## Task to complete
Each entry below must be repeated word for word.

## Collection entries

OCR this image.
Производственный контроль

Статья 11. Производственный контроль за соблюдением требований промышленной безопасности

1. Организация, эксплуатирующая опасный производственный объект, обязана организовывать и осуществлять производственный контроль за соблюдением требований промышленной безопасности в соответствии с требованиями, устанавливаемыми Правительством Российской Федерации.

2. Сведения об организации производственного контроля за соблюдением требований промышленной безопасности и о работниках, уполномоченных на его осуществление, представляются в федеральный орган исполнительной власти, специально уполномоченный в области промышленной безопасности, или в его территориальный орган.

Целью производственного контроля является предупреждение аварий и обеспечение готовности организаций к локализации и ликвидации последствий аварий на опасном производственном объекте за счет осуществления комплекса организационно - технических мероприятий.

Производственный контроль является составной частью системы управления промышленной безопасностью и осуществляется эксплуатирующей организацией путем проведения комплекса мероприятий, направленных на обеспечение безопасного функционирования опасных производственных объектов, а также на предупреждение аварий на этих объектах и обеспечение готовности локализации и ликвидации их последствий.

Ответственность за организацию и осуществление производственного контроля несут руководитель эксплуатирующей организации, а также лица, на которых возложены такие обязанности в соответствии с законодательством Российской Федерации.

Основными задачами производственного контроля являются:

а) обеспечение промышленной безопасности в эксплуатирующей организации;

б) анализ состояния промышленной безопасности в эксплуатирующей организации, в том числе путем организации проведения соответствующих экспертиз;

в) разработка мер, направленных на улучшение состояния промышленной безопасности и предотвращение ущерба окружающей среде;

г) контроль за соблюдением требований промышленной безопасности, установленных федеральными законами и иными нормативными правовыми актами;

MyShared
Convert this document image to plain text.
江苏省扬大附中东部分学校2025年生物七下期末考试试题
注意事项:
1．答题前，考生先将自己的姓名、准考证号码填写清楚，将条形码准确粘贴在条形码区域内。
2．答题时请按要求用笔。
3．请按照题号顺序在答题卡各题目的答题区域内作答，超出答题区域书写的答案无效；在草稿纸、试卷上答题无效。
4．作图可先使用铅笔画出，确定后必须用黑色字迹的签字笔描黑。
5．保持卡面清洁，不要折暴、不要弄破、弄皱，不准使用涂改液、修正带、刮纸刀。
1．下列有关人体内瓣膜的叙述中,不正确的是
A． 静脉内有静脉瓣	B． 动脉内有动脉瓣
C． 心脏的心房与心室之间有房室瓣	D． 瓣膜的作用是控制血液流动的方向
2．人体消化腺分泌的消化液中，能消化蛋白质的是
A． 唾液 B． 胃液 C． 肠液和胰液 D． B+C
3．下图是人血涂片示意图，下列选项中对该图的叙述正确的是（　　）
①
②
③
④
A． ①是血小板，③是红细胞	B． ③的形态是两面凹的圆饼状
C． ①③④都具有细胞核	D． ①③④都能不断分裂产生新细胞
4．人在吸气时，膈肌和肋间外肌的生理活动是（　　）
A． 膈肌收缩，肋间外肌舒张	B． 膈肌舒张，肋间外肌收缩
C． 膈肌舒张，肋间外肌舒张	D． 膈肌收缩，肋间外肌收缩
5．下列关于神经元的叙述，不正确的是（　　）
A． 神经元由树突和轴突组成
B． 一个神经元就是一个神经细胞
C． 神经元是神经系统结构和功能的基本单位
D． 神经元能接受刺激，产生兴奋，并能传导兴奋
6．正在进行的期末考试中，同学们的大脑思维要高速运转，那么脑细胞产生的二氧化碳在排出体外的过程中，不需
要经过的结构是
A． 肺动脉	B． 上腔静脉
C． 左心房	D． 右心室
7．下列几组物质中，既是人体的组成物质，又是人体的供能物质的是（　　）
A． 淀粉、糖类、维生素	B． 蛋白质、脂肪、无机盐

## Solution below
OCR this image.
Производственный контроль

Статья 11. Производственный контроль за соблюдением требований промышленной безопасности

1. Организация, эксплуатирующая опасный производственный объект, обязана организовывать и осуществлять производственный контроль за соблюдением требований промышленной безопасности в соответствии с требованиями, устанавливаемыми Правительством Российской Федерации.

2. Сведения об организации производственного контроля за соблюдением требований промышленной безопасности и о работниках, уполномоченных на его осуществление, представляются в федеральный орган исполнительной власти, специально уполномоченный в области промышленной безопасности, или в его территориальный орган.

Целью производственного контроля является предупреждение аварий и обеспечение готовности организаций к локализации и ликвидации последствий аварий на опасном производственном объекте за счет осуществления комплекса организационно - технических мероприятий.

Производственный контроль является составной частью системы управления промышленной безопасностью и осуществляется эксплуатирующей организацией путем проведения комплекса мероприятий, направленных на обеспечение безопасного функционирования опасных производственных объектов, а также на предупреждение аварий на этих объектах и обеспечение готовности локализации и ликвидации их последствий.

Ответственность за организацию и осуществление производственного контроля несут руководитель эксплуатирующей организации, а также лица, на которых возложены такие обязанности в соответствии с законодательством Российской Федерации.

Основными задачами производственного контроля являются:

а) обеспечение промышленной безопасности в эксплуатирующей организации;

б) анализ состояния промышленной безопасности в эксплуатирующей организации, в том числе путем организации проведения соответствующих экспертиз;

в) разработка мер, направленных на улучшение состояния промышленной безопасности и предотвращение ущерба окружающей среде;

г) контроль за соблюдением требований промышленной безопасности, установленных федеральными законами и иными нормативными правовыми актами;

MyShared
Convert this document image to plain text.
江苏省扬大附中东部分学校2025年生物七下期末考试试题
注意事项:
1．答题前，考生先将自己的姓名、准考证号码填写清楚，将条形码准确粘贴在条形码区域内。
2．答题时请按要求用笔。
3．请按照题号顺序在答题卡各题目的答题区域内作答，超出答题区域书写的答案无效；在草稿纸、试卷上答题无效。
4．作图可先使用铅笔画出，确定后必须用黑色字迹的签字笔描黑。
5．保持卡面清洁，不要折暴、不要弄破、弄皱，不准使用涂改液、修正带、刮纸刀。
1．下列有关人体内瓣膜的叙述中,不正确的是
A． 静脉内有静脉瓣	B． 动脉内有动脉瓣
C． 心脏的心房与心室之间有房室瓣	D． 瓣膜的作用是控制血液流动的方向
2．人体消化腺分泌的消化液中，能消化蛋白质的是
A． 唾液 B． 胃液 C． 肠液和胰液 D． B+C
3．下图是人血涂片示意图，下列选项中对该图的叙述正确的是（　　）
①
②
③
④
A． ①是血小板，③是红细胞	B． ③的形态是两面凹的圆饼状
C． ①③④都具有细胞核	D． ①③④都能不断分裂产生新细胞
4．人在吸气时，膈肌和肋间外肌的生理活动是（　　）
A． 膈肌收缩，肋间外肌舒张	B． 膈肌舒张，肋间外肌收缩
C． 膈肌舒张，肋间外肌舒张	D． 膈肌收缩，肋间外肌收缩
5．下列关于神经元的叙述，不正确的是（　　）
A． 神经元由树突和轴突组成
B． 一个神经元就是一个神经细胞
C． 神经元是神经系统结构和功能的基本单位
D． 神经元能接受刺激，产生兴奋，并能传导兴奋
6．正在进行的期末考试中，同学们的大脑思维要高速运转，那么脑细胞产生的二氧化碳在排出体外的过程中，不需
要经过的结构是
A． 肺动脉	B． 上腔静脉
C． 左心房	D． 右心室
7．下列几组物质中，既是人体的组成物质，又是人体的供能物质的是（　　）
A． 淀粉、糖类、维生素	B． 蛋白质、脂肪、无机盐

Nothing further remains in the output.